- _Extract provided_
Pleasant T Rowland Foundation

Annual Giving
$3.4M
Grant Range
$1K - $1.0M

Quick Stats

  • Annual Giving: $3.4 million (2024)
  • Success Rate: Not publicly available
  • Decision Time: Not publicly specified
  • Grant Range: Varies widely - from scholarships to $1 million+ major gifts
  • Geographic Focus: Primarily Dane County, Wisconsin, with select national grants

Contact Details

Address: 6120 University Avenue, Middleton, WI 53562

Phone: (608) 729-2811

Website: Not available

Pre-Application Contact: Phone inquiry required before formal application submission

Overview

The Pleasant T. Rowland Foundation was established in 1997 by Pleasant Rowland, the creator of American Girl dolls, and her husband Jerome Frautschi. With assets totaling over $80 million and annual giving of approximately $3.4 million (2024), the foundation supports cultural arts, education, and historic preservation initiatives primarily in Dane County, Wisconsin. Pleasant Rowland founded the foundation following her retirement from American Girl in 2000, inspired by her husband's family tradition of community giving. The foundation has made transformative gifts to Madison-area organizations, with recent major grants including a $1 million gift to the UW Odyssey Project and a $1 million grant to Centro Hispano of Dane County. Beyond the foundation, Rowland established the Rowland Reading Foundation in 2003 and recently gave a $9 million gift to the Reading League to support evidence-based reading instruction nationally. The foundation awarded 80 grants in 2024, with an average grant size of $42,848.

Funding Priorities

Grant Programs

The foundation supports three primary areas through discretionary grantmaking:

  • Cultural Arts Support: Grants ranging from tens of thousands to $1 million+ for arts organizations, including support for Madison Symphony Orchestra, Olbrich Botanical Gardens, Madison Public Market, and Parks for All Trust ($100,000 in 2024)
  • Education Initiatives: Major education grants including the UW Odyssey Project ($1 million matching grant in 2024), scholarships for Dane County students, and educational programming
  • Historic Preservation: Support for preservation projects and historical activities
  • Application Method: Phone inquiry required, then formal application upon approval; awards made on rolling basis subject to funding availability

Priority Areas

  • Cultural arts organizations and programming in Dane County
  • Evidence-based education programs, particularly literacy and reading initiatives
  • Historic preservation projects
  • Scholarships for students in Dane County
  • Community development projects supporting underserved populations (e.g., Centro Hispano facility construction)
  • Arts access and inclusivity initiatives

What They Don't Fund

The foundation does not explicitly publish exclusions, but grants are strongly focused on Dane County, Wisconsin geography. The majority of awards are limited to Dane County, though select major gifts have been made to national organizations aligned with Rowland's personal priorities (such as the Reading League in Syracuse, NY, and Fountain Valley High School in Colorado Springs, CO).

- _What to produce_
Quote the foundation profile word for word, starting at "Priority Areas" and ending at "Colorado Springs, CO).".

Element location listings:
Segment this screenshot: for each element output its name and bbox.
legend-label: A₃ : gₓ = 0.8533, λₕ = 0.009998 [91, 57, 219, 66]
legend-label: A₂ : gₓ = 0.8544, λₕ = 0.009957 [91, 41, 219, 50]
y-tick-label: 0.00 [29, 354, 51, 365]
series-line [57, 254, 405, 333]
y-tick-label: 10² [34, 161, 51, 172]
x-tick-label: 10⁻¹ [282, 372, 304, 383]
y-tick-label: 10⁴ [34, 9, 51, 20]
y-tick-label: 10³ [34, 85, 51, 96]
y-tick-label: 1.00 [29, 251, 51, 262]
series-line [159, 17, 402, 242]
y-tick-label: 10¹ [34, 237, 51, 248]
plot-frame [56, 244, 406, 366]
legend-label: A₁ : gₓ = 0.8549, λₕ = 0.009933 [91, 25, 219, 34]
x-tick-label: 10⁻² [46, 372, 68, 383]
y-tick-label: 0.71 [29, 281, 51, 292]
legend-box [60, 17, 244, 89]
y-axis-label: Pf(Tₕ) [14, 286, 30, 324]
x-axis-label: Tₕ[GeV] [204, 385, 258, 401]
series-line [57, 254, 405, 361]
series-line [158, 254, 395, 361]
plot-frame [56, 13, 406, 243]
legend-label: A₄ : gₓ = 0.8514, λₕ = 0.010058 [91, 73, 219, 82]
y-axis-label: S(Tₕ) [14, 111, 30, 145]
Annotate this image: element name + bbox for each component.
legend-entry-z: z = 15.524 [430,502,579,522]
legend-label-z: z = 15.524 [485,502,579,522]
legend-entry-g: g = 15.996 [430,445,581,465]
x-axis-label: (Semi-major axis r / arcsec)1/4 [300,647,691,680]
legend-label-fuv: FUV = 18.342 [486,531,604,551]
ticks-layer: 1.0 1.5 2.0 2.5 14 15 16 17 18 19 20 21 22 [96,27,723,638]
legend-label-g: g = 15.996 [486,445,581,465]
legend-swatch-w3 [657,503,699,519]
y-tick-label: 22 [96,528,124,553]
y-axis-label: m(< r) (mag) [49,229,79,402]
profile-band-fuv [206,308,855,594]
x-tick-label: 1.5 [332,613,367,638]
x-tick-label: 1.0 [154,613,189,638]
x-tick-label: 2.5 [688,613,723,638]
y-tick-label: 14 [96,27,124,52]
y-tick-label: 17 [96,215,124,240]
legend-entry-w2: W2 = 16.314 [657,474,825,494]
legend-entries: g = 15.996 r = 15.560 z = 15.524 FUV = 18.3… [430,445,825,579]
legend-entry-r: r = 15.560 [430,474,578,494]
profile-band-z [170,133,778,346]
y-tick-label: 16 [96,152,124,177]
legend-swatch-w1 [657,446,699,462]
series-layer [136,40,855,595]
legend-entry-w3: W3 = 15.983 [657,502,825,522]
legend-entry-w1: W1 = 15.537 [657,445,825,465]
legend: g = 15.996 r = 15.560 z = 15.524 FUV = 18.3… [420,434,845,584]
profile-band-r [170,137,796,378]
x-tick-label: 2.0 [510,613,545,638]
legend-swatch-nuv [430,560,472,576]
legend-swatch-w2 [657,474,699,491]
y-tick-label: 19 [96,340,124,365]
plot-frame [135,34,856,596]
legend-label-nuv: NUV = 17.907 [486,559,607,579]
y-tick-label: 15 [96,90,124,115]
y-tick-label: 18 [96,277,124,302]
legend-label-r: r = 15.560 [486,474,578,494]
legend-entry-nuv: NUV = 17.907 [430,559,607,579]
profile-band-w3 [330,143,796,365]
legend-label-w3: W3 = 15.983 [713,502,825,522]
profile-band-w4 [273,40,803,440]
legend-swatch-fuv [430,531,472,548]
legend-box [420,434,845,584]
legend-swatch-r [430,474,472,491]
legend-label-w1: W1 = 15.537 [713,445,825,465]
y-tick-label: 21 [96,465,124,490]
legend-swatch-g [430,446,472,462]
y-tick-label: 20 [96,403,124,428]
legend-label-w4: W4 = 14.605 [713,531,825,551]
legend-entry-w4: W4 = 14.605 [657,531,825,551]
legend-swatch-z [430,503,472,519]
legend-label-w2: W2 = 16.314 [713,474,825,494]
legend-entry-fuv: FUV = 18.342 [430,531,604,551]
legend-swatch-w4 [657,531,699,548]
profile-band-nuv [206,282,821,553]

* * *

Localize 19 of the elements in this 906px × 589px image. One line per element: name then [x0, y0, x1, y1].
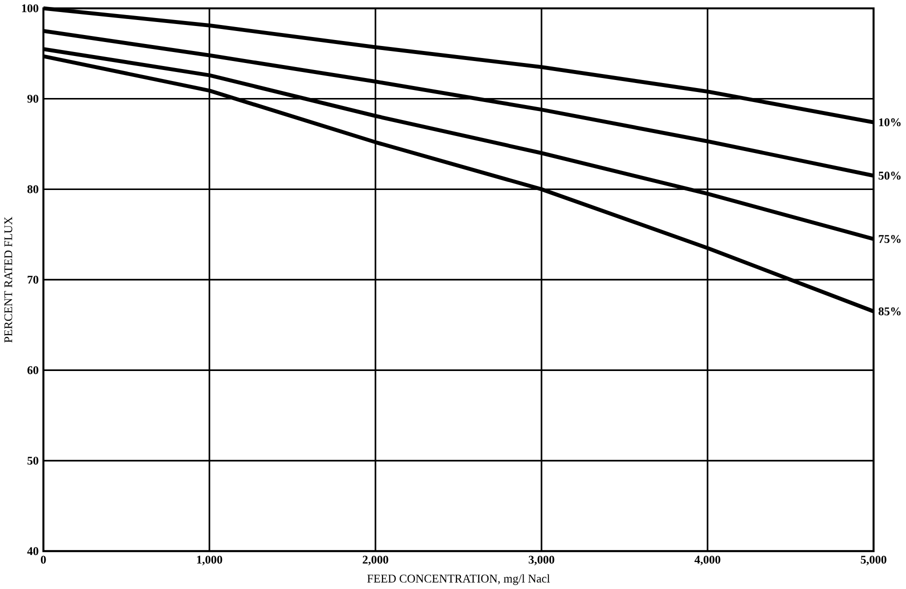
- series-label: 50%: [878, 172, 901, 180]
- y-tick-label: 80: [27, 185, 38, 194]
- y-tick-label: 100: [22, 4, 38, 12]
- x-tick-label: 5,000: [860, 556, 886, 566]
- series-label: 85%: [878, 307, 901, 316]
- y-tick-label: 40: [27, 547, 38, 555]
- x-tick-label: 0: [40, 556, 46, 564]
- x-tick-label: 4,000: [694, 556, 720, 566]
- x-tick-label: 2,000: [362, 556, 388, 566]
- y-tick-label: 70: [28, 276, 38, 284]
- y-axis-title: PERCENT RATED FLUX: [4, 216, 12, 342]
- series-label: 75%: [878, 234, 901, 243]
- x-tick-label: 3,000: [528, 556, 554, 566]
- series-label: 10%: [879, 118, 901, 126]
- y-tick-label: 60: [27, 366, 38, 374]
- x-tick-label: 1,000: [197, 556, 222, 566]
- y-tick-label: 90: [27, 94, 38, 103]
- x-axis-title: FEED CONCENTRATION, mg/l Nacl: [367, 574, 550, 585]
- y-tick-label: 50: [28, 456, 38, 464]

...

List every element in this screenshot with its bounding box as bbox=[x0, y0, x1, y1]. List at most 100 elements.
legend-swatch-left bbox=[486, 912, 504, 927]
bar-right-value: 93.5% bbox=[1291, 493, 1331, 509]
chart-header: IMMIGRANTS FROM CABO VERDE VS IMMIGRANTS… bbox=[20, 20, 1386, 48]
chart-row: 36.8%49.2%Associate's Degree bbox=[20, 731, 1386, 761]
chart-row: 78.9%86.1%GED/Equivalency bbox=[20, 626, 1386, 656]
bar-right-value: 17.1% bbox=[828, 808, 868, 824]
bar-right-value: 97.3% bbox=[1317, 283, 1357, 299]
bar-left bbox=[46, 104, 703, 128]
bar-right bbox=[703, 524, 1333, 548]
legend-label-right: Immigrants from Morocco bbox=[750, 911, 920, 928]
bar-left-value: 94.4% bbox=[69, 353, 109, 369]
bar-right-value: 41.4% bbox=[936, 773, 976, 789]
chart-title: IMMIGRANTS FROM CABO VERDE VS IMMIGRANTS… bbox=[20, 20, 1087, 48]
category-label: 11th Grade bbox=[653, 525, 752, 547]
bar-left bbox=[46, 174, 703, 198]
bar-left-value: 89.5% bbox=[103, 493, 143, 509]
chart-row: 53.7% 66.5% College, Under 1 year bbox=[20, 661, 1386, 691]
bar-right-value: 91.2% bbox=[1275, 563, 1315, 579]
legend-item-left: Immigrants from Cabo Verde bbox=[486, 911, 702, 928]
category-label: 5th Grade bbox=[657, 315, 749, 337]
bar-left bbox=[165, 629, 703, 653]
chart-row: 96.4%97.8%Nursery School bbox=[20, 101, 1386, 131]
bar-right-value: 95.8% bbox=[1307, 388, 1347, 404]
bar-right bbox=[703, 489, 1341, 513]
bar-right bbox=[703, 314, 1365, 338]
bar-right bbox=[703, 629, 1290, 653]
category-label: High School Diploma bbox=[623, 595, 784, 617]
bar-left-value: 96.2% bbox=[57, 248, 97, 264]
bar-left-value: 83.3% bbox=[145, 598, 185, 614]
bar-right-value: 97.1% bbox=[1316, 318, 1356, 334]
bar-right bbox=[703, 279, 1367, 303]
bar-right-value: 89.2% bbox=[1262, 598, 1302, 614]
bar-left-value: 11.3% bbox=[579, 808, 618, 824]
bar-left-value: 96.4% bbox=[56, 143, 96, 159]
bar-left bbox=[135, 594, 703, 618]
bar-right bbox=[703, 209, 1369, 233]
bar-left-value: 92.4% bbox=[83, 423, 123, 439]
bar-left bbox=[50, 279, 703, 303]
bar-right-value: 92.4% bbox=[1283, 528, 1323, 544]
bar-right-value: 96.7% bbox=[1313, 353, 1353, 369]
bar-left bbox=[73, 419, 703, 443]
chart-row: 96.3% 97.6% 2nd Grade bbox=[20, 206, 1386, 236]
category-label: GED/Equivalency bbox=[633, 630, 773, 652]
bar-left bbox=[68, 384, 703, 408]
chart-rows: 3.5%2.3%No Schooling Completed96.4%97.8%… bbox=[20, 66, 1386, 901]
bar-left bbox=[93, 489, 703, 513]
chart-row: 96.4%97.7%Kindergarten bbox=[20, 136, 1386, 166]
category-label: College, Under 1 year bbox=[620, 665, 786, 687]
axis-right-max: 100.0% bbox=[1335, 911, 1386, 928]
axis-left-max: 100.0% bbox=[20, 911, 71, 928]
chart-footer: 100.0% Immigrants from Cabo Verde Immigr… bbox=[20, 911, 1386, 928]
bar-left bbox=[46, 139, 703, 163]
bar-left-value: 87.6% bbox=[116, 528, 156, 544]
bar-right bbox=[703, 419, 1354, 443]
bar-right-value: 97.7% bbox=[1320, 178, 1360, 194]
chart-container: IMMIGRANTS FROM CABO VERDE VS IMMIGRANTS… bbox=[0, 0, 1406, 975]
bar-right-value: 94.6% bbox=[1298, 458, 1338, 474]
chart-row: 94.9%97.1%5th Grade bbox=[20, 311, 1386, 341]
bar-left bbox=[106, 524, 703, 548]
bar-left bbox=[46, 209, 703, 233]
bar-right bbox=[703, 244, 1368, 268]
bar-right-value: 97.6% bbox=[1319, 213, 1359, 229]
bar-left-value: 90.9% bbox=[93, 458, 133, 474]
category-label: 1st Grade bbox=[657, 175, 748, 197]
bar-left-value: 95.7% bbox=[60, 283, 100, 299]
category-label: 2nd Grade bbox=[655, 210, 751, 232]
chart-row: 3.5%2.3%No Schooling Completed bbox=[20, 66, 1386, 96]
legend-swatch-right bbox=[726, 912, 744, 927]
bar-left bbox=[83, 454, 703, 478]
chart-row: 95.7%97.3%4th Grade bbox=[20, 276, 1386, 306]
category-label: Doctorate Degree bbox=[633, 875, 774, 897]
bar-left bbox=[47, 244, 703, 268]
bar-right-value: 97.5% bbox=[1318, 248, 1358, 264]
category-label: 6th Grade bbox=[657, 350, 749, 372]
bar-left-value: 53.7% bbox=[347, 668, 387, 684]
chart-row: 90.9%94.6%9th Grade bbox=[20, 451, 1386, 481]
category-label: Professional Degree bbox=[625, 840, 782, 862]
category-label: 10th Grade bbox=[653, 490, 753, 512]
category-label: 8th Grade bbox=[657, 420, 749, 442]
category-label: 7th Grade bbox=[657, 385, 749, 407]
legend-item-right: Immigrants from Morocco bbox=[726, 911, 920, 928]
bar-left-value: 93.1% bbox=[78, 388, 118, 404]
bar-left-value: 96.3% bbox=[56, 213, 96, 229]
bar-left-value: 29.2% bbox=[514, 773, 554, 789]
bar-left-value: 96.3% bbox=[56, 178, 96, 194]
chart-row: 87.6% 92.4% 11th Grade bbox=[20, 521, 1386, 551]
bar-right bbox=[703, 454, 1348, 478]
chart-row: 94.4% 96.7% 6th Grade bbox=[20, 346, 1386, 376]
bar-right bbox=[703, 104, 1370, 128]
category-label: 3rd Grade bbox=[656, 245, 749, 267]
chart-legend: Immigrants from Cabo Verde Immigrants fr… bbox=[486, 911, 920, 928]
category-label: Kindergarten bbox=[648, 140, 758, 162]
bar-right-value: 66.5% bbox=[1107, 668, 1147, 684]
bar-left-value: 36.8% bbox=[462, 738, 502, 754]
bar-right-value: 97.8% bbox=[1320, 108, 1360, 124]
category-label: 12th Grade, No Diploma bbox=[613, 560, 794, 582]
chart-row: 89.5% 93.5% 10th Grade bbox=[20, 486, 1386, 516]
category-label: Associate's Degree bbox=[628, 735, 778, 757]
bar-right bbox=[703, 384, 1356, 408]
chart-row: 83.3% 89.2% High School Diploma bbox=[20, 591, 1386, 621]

- _Result_
Priority Areas

  • Cultural arts organizations and programming in Dane County
  • Evidence-based education programs, particularly literacy and reading initiatives
  • Historic preservation projects
  • Scholarships for students in Dane County
  • Community development projects supporting underserved populations (e.g., Centro Hispano facility construction)
  • Arts access and inclusivity initiatives

What They Don't Fund

The foundation does not explicitly publish exclusions, but grants are strongly focused on Dane County, Wisconsin geography. The majority of awards are limited to Dane County, though select major gifts have been made to national organizations aligned with Rowland's personal priorities (such as the Reading League in Syracuse, NY, and Fountain Valley High School in Colorado Springs, CO).